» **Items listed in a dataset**

******

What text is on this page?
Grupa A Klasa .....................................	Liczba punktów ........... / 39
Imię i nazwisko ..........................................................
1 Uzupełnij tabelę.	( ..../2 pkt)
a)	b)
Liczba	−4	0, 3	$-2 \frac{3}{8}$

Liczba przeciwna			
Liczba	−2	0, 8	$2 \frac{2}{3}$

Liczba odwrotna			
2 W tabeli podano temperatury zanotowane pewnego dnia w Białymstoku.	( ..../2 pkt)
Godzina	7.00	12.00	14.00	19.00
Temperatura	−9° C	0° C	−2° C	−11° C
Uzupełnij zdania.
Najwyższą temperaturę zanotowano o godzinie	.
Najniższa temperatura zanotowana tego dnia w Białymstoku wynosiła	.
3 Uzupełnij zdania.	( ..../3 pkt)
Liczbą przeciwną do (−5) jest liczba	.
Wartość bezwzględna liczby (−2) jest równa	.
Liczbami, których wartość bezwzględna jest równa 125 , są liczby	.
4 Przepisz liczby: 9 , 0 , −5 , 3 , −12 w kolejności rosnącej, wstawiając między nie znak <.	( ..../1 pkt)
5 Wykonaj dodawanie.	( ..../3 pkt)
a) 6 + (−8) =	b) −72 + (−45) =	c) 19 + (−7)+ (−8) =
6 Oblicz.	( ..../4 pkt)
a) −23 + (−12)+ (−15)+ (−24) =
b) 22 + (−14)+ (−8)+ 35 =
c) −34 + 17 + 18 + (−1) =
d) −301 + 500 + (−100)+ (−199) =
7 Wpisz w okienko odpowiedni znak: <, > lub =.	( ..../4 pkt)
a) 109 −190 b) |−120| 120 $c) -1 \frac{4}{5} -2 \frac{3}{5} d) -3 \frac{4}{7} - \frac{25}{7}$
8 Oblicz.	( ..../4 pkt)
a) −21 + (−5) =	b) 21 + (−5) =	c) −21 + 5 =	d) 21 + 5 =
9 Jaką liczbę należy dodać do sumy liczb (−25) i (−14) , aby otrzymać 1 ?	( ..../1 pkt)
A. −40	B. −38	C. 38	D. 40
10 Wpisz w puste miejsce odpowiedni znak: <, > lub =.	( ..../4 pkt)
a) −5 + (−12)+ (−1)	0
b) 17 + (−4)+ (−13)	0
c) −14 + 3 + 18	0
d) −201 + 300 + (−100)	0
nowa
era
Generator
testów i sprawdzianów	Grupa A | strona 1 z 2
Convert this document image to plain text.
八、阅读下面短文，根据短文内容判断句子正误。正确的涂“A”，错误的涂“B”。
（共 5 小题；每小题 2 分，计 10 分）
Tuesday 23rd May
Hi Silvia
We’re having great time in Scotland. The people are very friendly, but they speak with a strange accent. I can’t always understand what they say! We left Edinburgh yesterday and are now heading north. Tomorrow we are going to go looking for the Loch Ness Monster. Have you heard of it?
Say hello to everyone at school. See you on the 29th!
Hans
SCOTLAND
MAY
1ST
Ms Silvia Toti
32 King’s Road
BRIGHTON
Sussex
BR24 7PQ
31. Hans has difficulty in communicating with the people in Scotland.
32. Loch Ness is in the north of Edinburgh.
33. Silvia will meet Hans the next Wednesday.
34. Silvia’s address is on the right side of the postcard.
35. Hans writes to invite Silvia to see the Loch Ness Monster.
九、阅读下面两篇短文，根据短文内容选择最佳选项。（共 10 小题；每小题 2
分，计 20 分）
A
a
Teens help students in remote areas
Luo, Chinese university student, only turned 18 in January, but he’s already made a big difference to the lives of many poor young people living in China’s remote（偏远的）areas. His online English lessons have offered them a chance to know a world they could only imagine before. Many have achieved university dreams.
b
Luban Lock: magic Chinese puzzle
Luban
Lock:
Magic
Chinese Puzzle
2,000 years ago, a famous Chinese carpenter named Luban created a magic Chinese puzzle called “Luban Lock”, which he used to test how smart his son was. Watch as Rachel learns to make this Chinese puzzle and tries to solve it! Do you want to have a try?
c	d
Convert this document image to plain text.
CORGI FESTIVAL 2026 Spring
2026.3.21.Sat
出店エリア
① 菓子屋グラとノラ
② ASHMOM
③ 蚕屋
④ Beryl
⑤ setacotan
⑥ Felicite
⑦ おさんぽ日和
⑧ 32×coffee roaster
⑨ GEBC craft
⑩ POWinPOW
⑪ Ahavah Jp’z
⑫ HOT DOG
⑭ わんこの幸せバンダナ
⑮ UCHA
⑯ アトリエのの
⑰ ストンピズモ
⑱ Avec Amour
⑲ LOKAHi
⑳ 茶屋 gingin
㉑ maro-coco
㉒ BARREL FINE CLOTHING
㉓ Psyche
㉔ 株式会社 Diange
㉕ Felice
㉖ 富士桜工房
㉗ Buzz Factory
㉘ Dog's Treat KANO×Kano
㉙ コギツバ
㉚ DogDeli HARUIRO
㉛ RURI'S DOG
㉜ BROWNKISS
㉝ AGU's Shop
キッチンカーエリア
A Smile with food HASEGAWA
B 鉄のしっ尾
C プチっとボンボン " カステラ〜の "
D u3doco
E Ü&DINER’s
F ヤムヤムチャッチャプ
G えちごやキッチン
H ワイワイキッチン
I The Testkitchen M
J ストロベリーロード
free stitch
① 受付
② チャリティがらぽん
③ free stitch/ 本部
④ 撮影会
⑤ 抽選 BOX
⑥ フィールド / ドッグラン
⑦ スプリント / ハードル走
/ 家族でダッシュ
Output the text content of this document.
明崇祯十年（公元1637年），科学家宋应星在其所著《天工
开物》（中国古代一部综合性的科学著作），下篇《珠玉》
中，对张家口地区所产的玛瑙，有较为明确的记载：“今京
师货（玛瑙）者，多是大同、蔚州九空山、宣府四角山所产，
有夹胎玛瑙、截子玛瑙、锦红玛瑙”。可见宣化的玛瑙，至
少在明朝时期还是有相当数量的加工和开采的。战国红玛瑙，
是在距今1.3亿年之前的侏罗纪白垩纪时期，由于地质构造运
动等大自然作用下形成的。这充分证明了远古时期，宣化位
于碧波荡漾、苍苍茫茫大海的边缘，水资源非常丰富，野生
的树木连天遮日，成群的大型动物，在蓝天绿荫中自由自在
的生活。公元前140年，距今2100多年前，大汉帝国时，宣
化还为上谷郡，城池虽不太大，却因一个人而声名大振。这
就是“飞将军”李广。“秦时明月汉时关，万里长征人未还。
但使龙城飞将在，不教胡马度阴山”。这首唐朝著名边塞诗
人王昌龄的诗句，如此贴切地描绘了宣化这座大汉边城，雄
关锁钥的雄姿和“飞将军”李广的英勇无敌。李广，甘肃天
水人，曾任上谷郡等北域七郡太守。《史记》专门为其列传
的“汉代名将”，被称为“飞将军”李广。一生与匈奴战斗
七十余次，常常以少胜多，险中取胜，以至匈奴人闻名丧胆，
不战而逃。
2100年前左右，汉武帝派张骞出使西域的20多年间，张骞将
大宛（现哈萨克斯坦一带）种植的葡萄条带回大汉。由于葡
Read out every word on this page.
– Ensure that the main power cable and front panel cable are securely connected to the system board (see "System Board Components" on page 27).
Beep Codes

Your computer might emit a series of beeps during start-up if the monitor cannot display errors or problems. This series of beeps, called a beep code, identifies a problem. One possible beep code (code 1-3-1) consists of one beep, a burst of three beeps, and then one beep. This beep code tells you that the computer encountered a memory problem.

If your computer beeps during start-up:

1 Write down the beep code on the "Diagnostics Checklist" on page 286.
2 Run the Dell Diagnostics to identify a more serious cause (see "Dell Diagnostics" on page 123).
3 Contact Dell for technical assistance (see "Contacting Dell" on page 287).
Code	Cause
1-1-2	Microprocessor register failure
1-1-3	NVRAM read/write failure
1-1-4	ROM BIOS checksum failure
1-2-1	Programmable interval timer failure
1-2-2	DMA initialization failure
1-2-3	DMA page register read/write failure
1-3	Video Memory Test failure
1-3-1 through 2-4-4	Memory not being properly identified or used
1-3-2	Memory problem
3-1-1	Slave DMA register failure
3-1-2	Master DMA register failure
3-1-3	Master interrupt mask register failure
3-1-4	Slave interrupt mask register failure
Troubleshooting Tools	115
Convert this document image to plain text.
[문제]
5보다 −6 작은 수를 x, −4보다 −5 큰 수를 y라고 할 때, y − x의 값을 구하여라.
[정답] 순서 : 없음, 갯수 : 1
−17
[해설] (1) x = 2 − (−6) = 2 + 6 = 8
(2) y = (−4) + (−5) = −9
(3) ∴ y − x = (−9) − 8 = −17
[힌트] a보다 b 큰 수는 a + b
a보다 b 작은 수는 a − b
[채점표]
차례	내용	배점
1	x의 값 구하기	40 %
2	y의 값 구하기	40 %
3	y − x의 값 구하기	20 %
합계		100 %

******

Scan the listing above. Collect all lines with the word "page".

What text is on this page?
Read out every word on this page.
– Ensure that the main power cable and front panel cable are securely connected to the system board (see "System Board Components" on page 27).
1 Write down the beep code on the "Diagnostics Checklist" on page 286.
2 Run the Dell Diagnostics to identify a more serious cause (see "Dell Diagnostics" on page 123).
3 Contact Dell for technical assistance (see "Contacting Dell" on page 287).
1-2-3	DMA page register read/write failure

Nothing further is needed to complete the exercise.